--- begin Provided information ---
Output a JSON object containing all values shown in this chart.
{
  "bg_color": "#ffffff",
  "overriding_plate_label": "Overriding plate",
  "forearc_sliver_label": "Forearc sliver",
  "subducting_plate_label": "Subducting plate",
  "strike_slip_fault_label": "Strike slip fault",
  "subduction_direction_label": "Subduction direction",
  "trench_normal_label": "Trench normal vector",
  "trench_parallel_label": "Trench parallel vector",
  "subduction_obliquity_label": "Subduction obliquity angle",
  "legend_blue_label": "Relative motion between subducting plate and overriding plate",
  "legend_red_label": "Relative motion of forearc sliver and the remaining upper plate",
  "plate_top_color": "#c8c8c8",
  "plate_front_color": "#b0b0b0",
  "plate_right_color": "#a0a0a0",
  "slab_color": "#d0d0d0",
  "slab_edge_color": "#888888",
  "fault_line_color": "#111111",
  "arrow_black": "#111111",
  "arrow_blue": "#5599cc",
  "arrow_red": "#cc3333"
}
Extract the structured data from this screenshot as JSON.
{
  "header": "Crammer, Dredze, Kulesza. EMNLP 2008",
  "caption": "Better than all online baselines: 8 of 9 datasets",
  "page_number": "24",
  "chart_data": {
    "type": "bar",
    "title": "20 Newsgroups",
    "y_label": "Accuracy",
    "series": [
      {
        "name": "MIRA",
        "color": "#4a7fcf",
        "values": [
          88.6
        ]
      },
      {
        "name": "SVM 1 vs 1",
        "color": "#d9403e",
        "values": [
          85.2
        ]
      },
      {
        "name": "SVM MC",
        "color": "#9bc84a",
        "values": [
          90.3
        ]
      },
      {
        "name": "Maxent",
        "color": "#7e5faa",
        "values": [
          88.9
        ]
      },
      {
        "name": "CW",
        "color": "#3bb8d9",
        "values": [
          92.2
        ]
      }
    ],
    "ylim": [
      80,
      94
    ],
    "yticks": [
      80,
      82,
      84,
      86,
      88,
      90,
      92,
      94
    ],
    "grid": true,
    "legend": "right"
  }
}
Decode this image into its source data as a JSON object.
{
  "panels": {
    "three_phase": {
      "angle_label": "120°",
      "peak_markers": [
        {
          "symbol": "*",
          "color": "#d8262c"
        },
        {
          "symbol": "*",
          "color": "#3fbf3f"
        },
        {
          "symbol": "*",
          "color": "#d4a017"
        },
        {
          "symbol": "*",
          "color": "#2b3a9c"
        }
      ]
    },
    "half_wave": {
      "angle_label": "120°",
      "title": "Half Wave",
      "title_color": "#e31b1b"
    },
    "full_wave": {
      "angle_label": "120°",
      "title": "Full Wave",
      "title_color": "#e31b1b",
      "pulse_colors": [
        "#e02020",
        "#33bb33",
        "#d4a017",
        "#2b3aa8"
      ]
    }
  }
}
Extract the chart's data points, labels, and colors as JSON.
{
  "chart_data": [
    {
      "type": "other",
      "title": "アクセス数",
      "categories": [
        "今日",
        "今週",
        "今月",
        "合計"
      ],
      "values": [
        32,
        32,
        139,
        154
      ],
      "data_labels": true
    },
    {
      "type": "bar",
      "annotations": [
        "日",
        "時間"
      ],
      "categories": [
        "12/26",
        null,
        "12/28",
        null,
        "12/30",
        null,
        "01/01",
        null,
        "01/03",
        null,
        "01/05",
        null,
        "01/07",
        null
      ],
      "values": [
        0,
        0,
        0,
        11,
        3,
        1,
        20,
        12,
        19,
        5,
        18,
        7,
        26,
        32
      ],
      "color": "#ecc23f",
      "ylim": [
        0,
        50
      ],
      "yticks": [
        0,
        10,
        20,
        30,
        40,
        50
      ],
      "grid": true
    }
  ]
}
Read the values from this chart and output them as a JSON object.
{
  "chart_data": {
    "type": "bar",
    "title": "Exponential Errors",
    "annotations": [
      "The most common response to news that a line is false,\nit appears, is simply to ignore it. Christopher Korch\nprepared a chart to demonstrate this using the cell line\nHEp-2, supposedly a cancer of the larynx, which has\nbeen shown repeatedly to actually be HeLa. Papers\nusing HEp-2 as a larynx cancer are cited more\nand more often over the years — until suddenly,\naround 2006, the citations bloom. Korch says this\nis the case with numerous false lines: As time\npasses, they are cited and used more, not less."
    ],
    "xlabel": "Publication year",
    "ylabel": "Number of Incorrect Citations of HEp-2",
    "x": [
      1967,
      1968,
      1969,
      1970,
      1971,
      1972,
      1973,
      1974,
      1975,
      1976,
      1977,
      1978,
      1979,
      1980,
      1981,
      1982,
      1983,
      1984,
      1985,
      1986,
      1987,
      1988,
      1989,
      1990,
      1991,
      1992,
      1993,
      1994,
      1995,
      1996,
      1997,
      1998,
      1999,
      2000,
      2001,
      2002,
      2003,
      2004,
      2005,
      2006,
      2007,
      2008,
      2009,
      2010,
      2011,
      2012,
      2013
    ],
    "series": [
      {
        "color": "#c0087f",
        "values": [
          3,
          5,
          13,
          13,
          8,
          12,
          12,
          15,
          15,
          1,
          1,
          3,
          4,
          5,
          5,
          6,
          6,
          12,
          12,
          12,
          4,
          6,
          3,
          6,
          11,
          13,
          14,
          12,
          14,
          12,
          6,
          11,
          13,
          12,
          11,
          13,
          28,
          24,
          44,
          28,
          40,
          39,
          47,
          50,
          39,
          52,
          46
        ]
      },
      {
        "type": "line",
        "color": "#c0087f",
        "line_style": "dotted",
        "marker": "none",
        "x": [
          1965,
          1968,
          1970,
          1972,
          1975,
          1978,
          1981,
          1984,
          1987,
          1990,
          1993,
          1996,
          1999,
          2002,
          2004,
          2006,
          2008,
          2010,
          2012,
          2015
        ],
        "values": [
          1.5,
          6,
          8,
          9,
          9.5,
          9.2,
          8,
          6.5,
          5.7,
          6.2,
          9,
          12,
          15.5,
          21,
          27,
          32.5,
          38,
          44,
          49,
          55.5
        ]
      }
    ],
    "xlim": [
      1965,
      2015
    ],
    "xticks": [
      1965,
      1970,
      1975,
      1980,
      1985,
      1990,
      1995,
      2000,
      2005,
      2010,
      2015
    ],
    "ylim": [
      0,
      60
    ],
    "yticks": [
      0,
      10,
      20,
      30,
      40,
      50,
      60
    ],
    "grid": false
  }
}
--- end Provided information ---
- What this task involves
Extract each entry in full and write it down exactly.

- Response to this exercise
Output a JSON object containing all values shown in this chart.
{
  "bg_color": "#ffffff",
  "overriding_plate_label": "Overriding plate",
  "forearc_sliver_label": "Forearc sliver",
  "subducting_plate_label": "Subducting plate",
  "strike_slip_fault_label": "Strike slip fault",
  "subduction_direction_label": "Subduction direction",
  "trench_normal_label": "Trench normal vector",
  "trench_parallel_label": "Trench parallel vector",
  "subduction_obliquity_label": "Subduction obliquity angle",
  "legend_blue_label": "Relative motion between subducting plate and overriding plate",
  "legend_red_label": "Relative motion of forearc sliver and the remaining upper plate",
  "plate_top_color": "#c8c8c8",
  "plate_front_color": "#b0b0b0",
  "plate_right_color": "#a0a0a0",
  "slab_color": "#d0d0d0",
  "slab_edge_color": "#888888",
  "fault_line_color": "#111111",
  "arrow_black": "#111111",
  "arrow_blue": "#5599cc",
  "arrow_red": "#cc3333"
}
Extract the structured data from this screenshot as JSON.
{
  "header": "Crammer, Dredze, Kulesza. EMNLP 2008",
  "caption": "Better than all online baselines: 8 of 9 datasets",
  "page_number": "24",
  "chart_data": {
    "type": "bar",
    "title": "20 Newsgroups",
    "y_label": "Accuracy",
    "series": [
      {
        "name": "MIRA",
        "color": "#4a7fcf",
        "values": [
          88.6
        ]
      },
      {
        "name": "SVM 1 vs 1",
        "color": "#d9403e",
        "values": [
          85.2
        ]
      },
      {
        "name": "SVM MC",
        "color": "#9bc84a",
        "values": [
          90.3
        ]
      },
      {
        "name": "Maxent",
        "color": "#7e5faa",
        "values": [
          88.9
        ]
      },
      {
        "name": "CW",
        "color": "#3bb8d9",
        "values": [
          92.2
        ]
      }
    ],
    "ylim": [
      80,
      94
    ],
    "yticks": [
      80,
      82,
      84,
      86,
      88,
      90,
      92,
      94
    ],
    "grid": true,
    "legend": "right"
  }
}
Decode this image into its source data as a JSON object.
{
  "panels": {
    "three_phase": {
      "angle_label": "120°",
      "peak_markers": [
        {
          "symbol": "*",
          "color": "#d8262c"
        },
        {
          "symbol": "*",
          "color": "#3fbf3f"
        },
        {
          "symbol": "*",
          "color": "#d4a017"
        },
        {
          "symbol": "*",
          "color": "#2b3a9c"
        }
      ]
    },
    "half_wave": {
      "angle_label": "120°",
      "title": "Half Wave",
      "title_color": "#e31b1b"
    },
    "full_wave": {
      "angle_label": "120°",
      "title": "Full Wave",
      "title_color": "#e31b1b",
      "pulse_colors": [
        "#e02020",
        "#33bb33",
        "#d4a017",
        "#2b3aa8"
      ]
    }
  }
}
Extract the chart's data points, labels, and colors as JSON.
{
  "chart_data": [
    {
      "type": "other",
      "title": "アクセス数",
      "categories": [
        "今日",
        "今週",
        "今月",
        "合計"
      ],
      "values": [
        32,
        32,
        139,
        154
      ],
      "data_labels": true
    },
    {
      "type": "bar",
      "annotations": [
        "日",
        "時間"
      ],
      "categories": [
        "12/26",
        null,
        "12/28",
        null,
        "12/30",
        null,
        "01/01",
        null,
        "01/03",
        null,
        "01/05",
        null,
        "01/07",
        null
      ],
      "values": [
        0,
        0,
        0,
        11,
        3,
        1,
        20,
        12,
        19,
        5,
        18,
        7,
        26,
        32
      ],
      "color": "#ecc23f",
      "ylim": [
        0,
        50
      ],
      "yticks": [
        0,
        10,
        20,
        30,
        40,
        50
      ],
      "grid": true
    }
  ]
}
Read the values from this chart and output them as a JSON object.
{
  "chart_data": {
    "type": "bar",
    "title": "Exponential Errors",
    "annotations": [
      "The most common response to news that a line is false,\nit appears, is simply to ignore it. Christopher Korch\nprepared a chart to demonstrate this using the cell line\nHEp-2, supposedly a cancer of the larynx, which has\nbeen shown repeatedly to actually be HeLa. Papers\nusing HEp-2 as a larynx cancer are cited more\nand more often over the years — until suddenly,\naround 2006, the citations bloom. Korch says this\nis the case with numerous false lines: As time\npasses, they are cited and used more, not less."
    ],
    "xlabel": "Publication year",
    "ylabel": "Number of Incorrect Citations of HEp-2",
    "x": [
      1967,
      1968,
      1969,
      1970,
      1971,
      1972,
      1973,
      1974,
      1975,
      1976,
      1977,
      1978,
      1979,
      1980,
      1981,
      1982,
      1983,
      1984,
      1985,
      1986,
      1987,
      1988,
      1989,
      1990,
      1991,
      1992,
      1993,
      1994,
      1995,
      1996,
      1997,
      1998,
      1999,
      2000,
      2001,
      2002,
      2003,
      2004,
      2005,
      2006,
      2007,
      2008,
      2009,
      2010,
      2011,
      2012,
      2013
    ],
    "series": [
      {
        "color": "#c0087f",
        "values": [
          3,
          5,
          13,
          13,
          8,
          12,
          12,
          15,
          15,
          1,
          1,
          3,
          4,
          5,
          5,
          6,
          6,
          12,
          12,
          12,
          4,
          6,
          3,
          6,
          11,
          13,
          14,
          12,
          14,
          12,
          6,
          11,
          13,
          12,
          11,
          13,
          28,
          24,
          44,
          28,
          40,
          39,
          47,
          50,
          39,
          52,
          46
        ]
      },
      {
        "type": "line",
        "color": "#c0087f",
        "line_style": "dotted",
        "marker": "none",
        "x": [
          1965,
          1968,
          1970,
          1972,
          1975,
          1978,
          1981,
          1984,
          1987,
          1990,
          1993,
          1996,
          1999,
          2002,
          2004,
          2006,
          2008,
          2010,
          2012,
          2015
        ],
        "values": [
          1.5,
          6,
          8,
          9,
          9.5,
          9.2,
          8,
          6.5,
          5.7,
          6.2,
          9,
          12,
          15.5,
          21,
          27,
          32.5,
          38,
          44,
          49,
          55.5
        ]
      }
    ],
    "xlim": [
      1965,
      2015
    ],
    "xticks": [
      1965,
      1970,
      1975,
      1980,
      1985,
      1990,
      1995,
      2000,
      2005,
      2010,
      2015
    ],
    "ylim": [
      0,
      60
    ],
    "yticks": [
      0,
      10,
      20,
      30,
      40,
      50,
      60
    ],
    "grid": false
  }
}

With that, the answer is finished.